begin

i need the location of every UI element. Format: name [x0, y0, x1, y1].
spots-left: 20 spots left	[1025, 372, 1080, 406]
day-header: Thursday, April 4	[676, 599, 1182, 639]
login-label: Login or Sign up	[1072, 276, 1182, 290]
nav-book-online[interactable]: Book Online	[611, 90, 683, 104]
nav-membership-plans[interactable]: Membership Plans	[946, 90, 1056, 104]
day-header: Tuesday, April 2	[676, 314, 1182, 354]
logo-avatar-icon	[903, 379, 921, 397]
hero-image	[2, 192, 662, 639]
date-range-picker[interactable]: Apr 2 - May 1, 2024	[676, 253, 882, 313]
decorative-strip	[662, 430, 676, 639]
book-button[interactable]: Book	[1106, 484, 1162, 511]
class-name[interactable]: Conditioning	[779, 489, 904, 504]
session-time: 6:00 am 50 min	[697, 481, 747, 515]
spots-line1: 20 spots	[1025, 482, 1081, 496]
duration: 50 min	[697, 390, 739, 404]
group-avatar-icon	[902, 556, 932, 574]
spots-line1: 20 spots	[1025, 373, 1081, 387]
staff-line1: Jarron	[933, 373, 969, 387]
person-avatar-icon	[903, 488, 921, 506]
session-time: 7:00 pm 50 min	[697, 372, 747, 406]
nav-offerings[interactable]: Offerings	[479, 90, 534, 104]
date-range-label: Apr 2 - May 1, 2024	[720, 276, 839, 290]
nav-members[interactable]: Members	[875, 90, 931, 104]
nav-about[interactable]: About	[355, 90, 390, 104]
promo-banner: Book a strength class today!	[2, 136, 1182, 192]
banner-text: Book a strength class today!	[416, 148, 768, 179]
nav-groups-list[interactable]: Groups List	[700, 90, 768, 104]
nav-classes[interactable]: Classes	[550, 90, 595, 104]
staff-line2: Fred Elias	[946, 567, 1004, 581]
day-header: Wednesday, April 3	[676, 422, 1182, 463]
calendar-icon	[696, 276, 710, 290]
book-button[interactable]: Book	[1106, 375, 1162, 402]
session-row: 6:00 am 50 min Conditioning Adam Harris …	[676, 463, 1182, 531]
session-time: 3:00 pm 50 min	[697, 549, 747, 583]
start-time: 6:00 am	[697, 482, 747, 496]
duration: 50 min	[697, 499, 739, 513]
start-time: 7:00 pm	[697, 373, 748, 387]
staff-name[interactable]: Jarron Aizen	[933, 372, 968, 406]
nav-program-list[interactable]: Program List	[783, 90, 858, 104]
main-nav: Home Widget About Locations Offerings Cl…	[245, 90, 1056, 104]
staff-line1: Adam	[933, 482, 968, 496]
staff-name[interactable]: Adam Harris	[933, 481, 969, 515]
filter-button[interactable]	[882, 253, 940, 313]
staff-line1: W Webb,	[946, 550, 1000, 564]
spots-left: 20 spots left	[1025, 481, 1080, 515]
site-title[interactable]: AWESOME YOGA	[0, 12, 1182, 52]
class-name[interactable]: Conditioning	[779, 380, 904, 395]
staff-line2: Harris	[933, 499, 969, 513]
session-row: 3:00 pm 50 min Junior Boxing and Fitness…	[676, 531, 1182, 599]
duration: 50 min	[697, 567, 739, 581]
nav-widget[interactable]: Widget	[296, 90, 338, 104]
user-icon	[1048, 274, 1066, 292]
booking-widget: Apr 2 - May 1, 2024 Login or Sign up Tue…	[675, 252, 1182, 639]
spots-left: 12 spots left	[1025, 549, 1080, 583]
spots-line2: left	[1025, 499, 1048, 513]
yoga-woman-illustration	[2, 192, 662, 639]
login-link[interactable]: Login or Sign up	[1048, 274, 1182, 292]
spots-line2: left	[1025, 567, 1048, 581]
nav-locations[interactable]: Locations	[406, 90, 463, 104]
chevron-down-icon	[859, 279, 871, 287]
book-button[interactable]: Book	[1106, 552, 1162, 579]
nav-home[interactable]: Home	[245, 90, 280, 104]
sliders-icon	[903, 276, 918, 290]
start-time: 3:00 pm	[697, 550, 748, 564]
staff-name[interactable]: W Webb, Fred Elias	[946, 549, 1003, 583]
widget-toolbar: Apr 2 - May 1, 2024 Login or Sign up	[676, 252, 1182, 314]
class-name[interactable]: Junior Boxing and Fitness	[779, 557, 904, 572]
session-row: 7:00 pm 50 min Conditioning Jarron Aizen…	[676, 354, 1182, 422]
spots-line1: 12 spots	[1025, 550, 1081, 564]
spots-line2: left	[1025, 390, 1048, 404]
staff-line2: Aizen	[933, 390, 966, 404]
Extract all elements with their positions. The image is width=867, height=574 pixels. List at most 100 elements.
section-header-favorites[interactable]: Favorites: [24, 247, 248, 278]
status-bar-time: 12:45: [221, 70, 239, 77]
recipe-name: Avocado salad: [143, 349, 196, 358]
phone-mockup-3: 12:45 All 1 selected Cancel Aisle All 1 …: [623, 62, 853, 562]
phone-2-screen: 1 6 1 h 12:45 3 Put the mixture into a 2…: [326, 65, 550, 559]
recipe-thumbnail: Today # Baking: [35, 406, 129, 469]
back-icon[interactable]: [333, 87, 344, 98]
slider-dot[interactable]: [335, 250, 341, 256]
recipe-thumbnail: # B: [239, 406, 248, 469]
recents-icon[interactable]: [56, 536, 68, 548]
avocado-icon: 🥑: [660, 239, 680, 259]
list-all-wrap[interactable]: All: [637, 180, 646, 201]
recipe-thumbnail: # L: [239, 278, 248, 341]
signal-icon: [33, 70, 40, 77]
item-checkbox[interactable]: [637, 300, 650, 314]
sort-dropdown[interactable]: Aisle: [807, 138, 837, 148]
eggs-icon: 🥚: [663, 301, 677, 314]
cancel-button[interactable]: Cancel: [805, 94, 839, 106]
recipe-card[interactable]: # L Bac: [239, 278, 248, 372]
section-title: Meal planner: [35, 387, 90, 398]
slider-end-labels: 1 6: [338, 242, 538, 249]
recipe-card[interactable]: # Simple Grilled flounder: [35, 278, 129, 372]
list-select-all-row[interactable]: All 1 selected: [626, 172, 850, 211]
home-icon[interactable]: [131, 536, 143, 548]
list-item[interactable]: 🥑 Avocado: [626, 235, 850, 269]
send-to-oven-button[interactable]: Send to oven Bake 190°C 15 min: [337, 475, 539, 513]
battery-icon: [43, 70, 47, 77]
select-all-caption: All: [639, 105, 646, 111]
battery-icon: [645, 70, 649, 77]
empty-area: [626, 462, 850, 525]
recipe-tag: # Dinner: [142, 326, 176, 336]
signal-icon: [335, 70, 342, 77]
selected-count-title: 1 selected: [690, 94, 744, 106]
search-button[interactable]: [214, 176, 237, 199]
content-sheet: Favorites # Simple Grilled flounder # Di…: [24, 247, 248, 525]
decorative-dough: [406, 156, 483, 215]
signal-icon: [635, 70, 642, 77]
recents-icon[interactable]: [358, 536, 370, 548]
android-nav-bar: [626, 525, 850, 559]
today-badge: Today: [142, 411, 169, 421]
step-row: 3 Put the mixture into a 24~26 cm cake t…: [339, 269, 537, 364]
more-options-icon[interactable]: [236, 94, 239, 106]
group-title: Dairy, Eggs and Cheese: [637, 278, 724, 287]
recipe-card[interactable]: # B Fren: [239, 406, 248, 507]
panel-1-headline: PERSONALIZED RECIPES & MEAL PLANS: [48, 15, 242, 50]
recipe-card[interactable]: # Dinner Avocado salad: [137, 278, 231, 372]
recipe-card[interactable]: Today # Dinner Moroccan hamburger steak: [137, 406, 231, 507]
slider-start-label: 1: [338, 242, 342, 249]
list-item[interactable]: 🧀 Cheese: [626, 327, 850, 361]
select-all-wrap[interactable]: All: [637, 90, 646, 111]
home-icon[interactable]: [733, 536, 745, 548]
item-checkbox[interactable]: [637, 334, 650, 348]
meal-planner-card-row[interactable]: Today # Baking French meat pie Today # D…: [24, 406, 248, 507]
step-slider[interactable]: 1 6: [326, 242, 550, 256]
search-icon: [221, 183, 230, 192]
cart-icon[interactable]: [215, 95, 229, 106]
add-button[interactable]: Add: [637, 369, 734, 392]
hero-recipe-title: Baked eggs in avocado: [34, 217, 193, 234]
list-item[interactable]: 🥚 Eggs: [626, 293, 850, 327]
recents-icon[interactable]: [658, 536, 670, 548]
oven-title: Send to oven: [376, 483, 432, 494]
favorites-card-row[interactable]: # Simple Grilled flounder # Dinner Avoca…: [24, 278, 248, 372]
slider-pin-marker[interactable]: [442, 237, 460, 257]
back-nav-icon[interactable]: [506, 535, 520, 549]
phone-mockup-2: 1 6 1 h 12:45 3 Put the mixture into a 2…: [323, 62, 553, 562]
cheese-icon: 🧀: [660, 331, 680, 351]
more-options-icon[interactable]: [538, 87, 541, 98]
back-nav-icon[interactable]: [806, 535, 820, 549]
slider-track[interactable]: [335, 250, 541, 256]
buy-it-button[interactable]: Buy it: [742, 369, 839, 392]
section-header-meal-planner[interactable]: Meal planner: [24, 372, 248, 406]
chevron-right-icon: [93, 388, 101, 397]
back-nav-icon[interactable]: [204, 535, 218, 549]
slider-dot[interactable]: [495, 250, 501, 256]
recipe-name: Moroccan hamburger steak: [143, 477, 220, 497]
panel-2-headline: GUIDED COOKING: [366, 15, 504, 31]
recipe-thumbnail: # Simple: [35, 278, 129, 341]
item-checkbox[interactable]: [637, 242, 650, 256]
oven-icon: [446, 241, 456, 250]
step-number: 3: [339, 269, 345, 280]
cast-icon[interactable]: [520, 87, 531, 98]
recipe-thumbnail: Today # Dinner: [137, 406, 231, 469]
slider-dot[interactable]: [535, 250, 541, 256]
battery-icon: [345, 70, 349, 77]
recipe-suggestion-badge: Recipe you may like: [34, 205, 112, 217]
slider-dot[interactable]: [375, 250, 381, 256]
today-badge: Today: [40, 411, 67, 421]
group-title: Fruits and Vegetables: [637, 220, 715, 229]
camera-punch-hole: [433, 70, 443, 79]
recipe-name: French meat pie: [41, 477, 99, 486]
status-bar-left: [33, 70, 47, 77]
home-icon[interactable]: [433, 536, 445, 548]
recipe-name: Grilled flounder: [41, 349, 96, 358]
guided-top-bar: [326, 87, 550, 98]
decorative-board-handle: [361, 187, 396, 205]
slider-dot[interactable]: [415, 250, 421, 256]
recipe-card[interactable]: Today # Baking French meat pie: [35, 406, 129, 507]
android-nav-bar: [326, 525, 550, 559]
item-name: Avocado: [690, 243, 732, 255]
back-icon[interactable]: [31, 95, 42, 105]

end

_EXERCISE REQUIREMENTS_. Copy the rows word for word, from the first row up to and including the one containing "90, 931, 104]".

_REPLY_.
i need the location of every UI element. Format: name [x0, y0, x1, y1].
spots-left: 20 spots left	[1025, 372, 1080, 406]
day-header: Thursday, April 4	[676, 599, 1182, 639]
login-label: Login or Sign up	[1072, 276, 1182, 290]
nav-book-online[interactable]: Book Online	[611, 90, 683, 104]
nav-membership-plans[interactable]: Membership Plans	[946, 90, 1056, 104]
day-header: Tuesday, April 2	[676, 314, 1182, 354]
logo-avatar-icon	[903, 379, 921, 397]
hero-image	[2, 192, 662, 639]
date-range-picker[interactable]: Apr 2 - May 1, 2024	[676, 253, 882, 313]
decorative-strip	[662, 430, 676, 639]
book-button[interactable]: Book	[1106, 484, 1162, 511]
class-name[interactable]: Conditioning	[779, 489, 904, 504]
session-time: 6:00 am 50 min	[697, 481, 747, 515]
spots-line1: 20 spots	[1025, 482, 1081, 496]
duration: 50 min	[697, 390, 739, 404]
group-avatar-icon	[902, 556, 932, 574]
spots-line1: 20 spots	[1025, 373, 1081, 387]
staff-line1: Jarron	[933, 373, 969, 387]
person-avatar-icon	[903, 488, 921, 506]
session-time: 7:00 pm 50 min	[697, 372, 747, 406]
nav-offerings[interactable]: Offerings	[479, 90, 534, 104]
date-range-label: Apr 2 - May 1, 2024	[720, 276, 839, 290]
nav-members[interactable]: Members	[875, 90, 931, 104]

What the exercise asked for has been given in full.